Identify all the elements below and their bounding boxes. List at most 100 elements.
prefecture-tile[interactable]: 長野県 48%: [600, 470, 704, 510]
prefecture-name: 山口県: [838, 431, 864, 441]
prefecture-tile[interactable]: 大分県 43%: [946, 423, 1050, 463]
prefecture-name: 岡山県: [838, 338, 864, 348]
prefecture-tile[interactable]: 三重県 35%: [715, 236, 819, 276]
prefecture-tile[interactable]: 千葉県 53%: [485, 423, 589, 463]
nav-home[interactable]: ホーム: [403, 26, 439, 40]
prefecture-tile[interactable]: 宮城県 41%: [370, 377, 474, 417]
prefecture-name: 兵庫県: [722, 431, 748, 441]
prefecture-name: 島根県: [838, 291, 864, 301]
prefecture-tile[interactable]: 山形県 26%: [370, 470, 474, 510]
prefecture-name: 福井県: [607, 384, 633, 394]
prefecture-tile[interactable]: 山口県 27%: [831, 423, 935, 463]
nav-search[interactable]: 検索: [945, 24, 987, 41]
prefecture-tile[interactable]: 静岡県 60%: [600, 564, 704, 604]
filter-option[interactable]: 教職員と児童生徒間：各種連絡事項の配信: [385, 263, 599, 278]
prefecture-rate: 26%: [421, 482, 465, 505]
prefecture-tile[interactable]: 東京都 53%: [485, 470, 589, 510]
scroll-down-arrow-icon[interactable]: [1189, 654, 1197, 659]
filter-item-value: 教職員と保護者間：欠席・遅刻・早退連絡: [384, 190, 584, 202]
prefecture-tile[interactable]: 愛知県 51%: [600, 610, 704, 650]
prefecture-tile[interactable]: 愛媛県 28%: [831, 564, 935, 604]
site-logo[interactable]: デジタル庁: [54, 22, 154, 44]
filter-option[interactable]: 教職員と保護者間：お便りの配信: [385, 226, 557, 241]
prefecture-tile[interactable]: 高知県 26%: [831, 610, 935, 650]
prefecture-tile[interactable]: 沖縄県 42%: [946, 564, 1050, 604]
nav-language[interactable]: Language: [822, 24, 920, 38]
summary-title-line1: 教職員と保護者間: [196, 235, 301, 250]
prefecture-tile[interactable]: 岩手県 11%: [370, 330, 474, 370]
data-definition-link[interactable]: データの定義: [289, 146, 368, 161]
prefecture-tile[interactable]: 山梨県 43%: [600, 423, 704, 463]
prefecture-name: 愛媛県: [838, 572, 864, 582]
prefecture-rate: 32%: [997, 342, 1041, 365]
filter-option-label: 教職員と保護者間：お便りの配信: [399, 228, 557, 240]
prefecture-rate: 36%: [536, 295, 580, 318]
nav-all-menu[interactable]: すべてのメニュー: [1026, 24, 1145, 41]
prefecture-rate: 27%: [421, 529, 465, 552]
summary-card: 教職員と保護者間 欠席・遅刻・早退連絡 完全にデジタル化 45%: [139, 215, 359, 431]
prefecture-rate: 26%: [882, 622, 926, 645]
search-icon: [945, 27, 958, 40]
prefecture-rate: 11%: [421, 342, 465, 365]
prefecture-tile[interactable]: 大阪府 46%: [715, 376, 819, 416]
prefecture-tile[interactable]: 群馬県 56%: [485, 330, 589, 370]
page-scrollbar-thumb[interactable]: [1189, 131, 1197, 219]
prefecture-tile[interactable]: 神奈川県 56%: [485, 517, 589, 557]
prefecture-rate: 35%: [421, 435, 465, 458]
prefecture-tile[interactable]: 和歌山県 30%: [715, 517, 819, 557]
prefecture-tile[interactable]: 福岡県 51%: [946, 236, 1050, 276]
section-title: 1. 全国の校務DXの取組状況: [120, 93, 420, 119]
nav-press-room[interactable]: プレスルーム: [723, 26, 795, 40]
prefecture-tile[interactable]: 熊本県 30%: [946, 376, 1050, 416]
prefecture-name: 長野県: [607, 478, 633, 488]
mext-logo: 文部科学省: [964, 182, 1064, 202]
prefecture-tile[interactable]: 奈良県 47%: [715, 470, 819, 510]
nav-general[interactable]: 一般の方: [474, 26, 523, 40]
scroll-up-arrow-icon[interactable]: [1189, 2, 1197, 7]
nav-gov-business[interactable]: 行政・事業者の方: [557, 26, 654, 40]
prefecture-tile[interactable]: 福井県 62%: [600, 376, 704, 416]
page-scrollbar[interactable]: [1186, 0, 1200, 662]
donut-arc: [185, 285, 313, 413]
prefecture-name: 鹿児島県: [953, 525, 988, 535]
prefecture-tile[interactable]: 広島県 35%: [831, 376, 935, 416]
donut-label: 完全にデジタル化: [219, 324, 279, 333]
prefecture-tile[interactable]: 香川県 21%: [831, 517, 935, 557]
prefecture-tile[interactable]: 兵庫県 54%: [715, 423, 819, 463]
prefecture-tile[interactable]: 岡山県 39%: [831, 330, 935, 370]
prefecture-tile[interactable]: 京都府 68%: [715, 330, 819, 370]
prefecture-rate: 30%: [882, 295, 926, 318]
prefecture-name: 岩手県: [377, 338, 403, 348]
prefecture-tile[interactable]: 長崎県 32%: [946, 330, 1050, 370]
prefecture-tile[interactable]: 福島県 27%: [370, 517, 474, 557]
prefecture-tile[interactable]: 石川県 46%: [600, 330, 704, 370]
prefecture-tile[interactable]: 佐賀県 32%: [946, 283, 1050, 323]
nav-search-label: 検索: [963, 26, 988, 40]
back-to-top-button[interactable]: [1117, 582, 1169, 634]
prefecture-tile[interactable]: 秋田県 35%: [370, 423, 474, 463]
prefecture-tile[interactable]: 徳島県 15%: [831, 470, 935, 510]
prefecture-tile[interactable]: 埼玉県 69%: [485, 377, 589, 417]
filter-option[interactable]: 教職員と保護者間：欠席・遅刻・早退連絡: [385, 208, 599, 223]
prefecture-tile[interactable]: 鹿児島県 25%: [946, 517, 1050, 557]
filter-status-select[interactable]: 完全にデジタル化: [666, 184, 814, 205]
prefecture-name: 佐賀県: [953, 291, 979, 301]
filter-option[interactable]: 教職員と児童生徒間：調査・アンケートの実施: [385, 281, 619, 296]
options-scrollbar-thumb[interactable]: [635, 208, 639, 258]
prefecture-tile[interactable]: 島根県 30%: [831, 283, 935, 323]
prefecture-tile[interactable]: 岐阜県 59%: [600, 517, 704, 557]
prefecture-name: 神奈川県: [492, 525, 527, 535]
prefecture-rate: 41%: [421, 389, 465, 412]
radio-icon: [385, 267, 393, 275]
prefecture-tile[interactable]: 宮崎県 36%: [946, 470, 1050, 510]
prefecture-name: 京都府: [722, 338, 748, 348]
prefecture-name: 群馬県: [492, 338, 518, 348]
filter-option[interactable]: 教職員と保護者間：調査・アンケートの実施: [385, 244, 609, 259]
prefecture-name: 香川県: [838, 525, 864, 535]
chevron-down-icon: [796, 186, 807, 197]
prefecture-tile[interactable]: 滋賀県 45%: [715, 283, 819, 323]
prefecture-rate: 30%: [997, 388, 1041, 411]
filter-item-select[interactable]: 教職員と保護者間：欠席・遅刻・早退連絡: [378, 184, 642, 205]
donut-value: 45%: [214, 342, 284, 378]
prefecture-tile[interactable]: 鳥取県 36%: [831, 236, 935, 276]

* **WHAT THE TASK ASKS**
Copy out the data word for word, from the very first line through the line containing "prefecture-tile[interactable]: 大分県 43%: [946, 423, 1050, 463]".

* **REPLY TO THE TASK**
Identify all the elements below and their bounding boxes. List at most 100 elements.
prefecture-tile[interactable]: 長野県 48%: [600, 470, 704, 510]
prefecture-name: 山口県: [838, 431, 864, 441]
prefecture-tile[interactable]: 大分県 43%: [946, 423, 1050, 463]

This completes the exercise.